[Direction] Below is the data. Give it again, complete and exact.

── Information supplied ──

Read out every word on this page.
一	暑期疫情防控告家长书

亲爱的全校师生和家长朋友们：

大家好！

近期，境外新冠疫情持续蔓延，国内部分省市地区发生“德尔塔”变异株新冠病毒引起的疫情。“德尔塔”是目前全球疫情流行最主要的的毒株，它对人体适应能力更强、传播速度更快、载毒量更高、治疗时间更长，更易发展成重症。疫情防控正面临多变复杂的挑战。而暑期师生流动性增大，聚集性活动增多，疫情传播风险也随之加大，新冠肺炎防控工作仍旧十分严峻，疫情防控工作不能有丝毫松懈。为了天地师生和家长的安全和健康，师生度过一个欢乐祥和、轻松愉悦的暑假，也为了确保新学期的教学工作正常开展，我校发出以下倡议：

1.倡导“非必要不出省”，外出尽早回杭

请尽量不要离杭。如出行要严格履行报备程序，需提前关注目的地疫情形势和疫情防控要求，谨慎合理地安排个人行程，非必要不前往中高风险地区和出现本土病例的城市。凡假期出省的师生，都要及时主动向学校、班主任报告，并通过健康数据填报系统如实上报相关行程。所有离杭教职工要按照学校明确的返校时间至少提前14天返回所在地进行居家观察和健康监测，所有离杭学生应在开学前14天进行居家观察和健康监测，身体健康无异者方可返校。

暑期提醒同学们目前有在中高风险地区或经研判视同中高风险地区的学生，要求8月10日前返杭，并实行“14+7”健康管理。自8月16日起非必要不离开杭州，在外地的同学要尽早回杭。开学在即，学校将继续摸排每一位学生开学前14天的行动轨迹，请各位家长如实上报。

───

[Task result]
Read out every word on this page.
一	暑期疫情防控告家长书

亲爱的全校师生和家长朋友们：

大家好！

近期，境外新冠疫情持续蔓延，国内部分省市地区发生“德尔塔”变异株新冠病毒引起的疫情。“德尔塔”是目前全球疫情流行最主要的的毒株，它对人体适应能力更强、传播速度更快、载毒量更高、治疗时间更长，更易发展成重症。疫情防控正面临多变复杂的挑战。而暑期师生流动性增大，聚集性活动增多，疫情传播风险也随之加大，新冠肺炎防控工作仍旧十分严峻，疫情防控工作不能有丝毫松懈。为了天地师生和家长的安全和健康，师生度过一个欢乐祥和、轻松愉悦的暑假，也为了确保新学期的教学工作正常开展，我校发出以下倡议：

1.倡导“非必要不出省”，外出尽早回杭

请尽量不要离杭。如出行要严格履行报备程序，需提前关注目的地疫情形势和疫情防控要求，谨慎合理地安排个人行程，非必要不前往中高风险地区和出现本土病例的城市。凡假期出省的师生，都要及时主动向学校、班主任报告，并通过健康数据填报系统如实上报相关行程。所有离杭教职工要按照学校明确的返校时间至少提前14天返回所在地进行居家观察和健康监测，所有离杭学生应在开学前14天进行居家观察和健康监测，身体健康无异者方可返校。

暑期提醒同学们目前有在中高风险地区或经研判视同中高风险地区的学生，要求8月10日前返杭，并实行“14+7”健康管理。自8月16日起非必要不离开杭州，在外地的同学要尽早回杭。开学在即，学校将继续摸排每一位学生开学前14天的行动轨迹，请各位家长如实上报。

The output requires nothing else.